- **Request**
For the records that follow, return only the count of lines containing the string "label".
*** Data shown ***
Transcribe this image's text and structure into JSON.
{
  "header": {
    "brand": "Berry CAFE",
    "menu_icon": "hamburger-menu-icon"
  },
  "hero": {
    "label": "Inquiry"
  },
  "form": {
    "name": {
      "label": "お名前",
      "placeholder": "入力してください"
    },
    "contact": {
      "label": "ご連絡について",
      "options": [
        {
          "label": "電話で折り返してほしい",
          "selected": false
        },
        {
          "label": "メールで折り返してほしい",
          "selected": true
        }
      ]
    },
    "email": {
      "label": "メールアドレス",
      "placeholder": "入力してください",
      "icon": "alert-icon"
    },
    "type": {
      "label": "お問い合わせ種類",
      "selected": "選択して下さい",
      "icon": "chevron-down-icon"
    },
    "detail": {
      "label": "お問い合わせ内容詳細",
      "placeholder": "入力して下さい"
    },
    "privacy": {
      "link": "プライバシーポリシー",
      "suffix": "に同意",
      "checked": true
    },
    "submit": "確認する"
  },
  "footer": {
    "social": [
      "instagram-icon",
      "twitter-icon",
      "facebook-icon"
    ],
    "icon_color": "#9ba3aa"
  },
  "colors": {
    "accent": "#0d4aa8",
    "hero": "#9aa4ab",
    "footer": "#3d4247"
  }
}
***
- **Full answer**
8